## Task prompt
Gather all lines containing the string "screenshot" and copy them out.

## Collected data

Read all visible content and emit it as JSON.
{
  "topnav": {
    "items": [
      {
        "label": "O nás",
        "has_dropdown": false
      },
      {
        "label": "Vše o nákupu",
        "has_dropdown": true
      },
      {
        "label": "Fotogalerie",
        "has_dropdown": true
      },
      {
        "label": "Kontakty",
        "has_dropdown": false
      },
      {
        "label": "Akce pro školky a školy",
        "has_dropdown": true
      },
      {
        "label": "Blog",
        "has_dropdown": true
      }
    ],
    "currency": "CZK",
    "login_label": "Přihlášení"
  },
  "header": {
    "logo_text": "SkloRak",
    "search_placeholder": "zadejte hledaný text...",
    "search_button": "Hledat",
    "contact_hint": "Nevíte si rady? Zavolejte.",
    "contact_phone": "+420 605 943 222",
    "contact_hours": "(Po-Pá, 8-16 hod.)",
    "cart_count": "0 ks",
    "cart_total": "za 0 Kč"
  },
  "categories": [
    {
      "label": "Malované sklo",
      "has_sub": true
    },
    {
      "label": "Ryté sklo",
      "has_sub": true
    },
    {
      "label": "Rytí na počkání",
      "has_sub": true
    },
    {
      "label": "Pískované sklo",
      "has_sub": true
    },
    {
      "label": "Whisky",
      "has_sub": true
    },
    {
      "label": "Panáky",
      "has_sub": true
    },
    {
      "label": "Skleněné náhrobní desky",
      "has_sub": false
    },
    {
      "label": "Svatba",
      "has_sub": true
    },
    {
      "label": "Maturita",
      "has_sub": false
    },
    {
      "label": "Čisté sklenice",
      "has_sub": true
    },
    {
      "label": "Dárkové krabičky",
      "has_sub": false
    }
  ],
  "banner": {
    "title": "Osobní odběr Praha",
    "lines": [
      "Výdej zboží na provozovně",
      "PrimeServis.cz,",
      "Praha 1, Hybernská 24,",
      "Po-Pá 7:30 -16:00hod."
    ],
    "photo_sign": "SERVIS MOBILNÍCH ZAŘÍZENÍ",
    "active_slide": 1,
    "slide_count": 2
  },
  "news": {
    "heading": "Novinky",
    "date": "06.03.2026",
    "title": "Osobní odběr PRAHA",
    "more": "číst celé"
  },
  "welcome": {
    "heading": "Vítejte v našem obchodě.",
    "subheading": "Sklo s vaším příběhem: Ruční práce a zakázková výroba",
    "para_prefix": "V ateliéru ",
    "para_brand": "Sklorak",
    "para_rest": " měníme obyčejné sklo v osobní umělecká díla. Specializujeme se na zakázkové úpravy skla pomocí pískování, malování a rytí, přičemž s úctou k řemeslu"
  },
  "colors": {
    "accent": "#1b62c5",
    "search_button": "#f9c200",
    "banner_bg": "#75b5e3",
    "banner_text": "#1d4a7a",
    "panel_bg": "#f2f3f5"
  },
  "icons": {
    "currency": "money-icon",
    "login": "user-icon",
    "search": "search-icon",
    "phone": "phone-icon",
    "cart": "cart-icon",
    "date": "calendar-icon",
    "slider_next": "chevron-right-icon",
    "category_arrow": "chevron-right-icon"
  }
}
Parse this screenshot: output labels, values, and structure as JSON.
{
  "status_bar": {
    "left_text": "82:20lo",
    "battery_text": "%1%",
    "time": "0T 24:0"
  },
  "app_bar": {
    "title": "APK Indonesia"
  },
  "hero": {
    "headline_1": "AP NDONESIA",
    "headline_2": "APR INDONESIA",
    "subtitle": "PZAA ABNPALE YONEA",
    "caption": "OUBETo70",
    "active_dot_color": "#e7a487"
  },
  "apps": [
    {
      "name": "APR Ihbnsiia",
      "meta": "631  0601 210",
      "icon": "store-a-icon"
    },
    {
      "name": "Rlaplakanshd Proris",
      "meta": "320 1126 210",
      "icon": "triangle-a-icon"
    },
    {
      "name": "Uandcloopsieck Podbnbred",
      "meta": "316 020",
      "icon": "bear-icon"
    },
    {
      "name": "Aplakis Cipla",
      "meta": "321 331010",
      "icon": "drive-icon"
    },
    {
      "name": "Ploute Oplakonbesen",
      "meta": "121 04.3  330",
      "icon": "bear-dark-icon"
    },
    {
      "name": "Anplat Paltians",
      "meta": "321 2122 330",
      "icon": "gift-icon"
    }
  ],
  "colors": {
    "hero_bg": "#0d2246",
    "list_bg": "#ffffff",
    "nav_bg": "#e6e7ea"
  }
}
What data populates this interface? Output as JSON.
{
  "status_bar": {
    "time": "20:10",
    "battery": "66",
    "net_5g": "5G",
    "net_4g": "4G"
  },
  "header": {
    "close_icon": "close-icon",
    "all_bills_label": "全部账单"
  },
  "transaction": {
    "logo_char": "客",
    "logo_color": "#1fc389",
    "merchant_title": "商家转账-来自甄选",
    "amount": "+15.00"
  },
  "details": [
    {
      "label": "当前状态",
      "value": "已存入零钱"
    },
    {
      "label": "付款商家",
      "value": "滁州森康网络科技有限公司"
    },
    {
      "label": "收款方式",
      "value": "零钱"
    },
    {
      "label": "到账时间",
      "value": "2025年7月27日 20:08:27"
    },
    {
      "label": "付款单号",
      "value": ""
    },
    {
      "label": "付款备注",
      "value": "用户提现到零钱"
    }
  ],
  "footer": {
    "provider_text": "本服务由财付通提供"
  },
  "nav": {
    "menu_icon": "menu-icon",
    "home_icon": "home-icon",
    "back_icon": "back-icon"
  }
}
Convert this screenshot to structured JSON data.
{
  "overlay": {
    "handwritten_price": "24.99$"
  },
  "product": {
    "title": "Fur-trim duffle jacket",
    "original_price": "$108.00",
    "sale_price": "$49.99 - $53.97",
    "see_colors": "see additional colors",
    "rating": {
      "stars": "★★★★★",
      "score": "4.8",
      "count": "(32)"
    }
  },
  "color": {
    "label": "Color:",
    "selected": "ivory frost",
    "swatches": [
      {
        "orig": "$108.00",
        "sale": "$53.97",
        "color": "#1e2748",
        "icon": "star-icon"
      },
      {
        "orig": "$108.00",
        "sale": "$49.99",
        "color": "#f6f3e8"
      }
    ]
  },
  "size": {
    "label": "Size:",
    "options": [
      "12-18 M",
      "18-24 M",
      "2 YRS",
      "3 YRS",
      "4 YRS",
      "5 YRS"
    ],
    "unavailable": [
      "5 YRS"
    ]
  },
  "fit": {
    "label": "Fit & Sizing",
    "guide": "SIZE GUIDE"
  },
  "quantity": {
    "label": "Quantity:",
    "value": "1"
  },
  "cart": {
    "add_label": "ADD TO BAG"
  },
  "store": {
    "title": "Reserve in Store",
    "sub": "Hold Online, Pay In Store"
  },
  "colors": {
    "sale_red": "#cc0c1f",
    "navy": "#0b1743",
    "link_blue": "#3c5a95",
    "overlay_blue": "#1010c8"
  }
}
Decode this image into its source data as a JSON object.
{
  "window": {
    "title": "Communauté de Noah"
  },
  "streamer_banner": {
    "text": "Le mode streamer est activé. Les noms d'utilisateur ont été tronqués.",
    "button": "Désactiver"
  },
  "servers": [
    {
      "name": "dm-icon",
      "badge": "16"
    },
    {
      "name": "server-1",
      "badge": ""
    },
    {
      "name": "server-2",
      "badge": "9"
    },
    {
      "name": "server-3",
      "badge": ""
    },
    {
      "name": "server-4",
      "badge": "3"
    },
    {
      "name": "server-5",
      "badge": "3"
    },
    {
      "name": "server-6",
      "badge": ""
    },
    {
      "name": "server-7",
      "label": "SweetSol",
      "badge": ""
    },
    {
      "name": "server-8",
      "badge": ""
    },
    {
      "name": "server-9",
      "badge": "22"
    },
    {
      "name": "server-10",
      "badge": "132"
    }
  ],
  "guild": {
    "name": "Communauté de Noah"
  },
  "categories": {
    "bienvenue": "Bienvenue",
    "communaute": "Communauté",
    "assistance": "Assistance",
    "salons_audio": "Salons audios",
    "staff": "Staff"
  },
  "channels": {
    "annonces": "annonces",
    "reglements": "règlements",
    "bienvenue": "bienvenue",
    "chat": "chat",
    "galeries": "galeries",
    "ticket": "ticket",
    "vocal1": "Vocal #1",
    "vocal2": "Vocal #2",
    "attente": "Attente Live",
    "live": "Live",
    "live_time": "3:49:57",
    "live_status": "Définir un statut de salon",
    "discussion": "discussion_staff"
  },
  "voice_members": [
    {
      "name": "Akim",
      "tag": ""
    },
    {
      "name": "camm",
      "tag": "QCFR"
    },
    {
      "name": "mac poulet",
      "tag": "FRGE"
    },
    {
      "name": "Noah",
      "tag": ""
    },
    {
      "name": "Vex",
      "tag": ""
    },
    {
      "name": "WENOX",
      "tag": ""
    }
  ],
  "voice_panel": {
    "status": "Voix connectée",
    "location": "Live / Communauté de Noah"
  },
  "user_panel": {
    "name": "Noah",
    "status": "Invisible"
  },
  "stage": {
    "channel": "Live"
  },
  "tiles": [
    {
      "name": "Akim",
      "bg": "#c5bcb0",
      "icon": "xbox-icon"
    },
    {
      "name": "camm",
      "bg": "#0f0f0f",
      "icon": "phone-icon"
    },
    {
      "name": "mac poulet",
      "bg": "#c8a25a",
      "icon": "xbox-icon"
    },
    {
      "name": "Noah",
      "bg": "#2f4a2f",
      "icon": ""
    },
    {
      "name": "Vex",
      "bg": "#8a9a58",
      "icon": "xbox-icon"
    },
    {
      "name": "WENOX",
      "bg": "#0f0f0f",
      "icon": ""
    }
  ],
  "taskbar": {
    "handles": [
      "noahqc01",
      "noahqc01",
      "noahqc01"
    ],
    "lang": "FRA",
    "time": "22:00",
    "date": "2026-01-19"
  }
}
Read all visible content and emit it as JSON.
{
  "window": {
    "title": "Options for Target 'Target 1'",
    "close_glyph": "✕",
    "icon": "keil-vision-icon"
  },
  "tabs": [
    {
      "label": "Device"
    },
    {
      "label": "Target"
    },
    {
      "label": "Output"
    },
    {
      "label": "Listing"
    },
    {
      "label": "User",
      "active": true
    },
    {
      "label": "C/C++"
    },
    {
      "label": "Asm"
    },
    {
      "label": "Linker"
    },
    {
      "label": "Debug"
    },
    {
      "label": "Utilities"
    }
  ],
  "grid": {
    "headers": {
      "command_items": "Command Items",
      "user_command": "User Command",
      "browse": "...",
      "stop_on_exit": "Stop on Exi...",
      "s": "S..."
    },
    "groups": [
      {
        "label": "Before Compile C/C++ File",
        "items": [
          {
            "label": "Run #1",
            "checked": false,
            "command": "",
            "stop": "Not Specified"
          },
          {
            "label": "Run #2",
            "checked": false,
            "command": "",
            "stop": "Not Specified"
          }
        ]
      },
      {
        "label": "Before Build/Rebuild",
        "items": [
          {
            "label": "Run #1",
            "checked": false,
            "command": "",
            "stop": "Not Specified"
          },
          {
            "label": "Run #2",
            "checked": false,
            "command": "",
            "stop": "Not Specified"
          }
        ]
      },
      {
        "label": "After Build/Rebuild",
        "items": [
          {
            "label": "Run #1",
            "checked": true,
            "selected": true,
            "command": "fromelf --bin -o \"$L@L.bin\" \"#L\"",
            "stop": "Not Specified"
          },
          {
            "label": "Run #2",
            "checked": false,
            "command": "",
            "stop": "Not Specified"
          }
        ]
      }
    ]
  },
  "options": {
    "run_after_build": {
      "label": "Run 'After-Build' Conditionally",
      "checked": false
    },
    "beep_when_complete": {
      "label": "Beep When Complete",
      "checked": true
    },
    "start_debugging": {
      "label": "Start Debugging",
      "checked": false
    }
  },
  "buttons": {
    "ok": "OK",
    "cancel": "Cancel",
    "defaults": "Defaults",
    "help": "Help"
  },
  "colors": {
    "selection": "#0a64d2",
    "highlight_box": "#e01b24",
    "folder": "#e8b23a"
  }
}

## Exercise solution
Parse this screenshot: output labels, values, and structure as JSON.
Convert this screenshot to structured JSON data.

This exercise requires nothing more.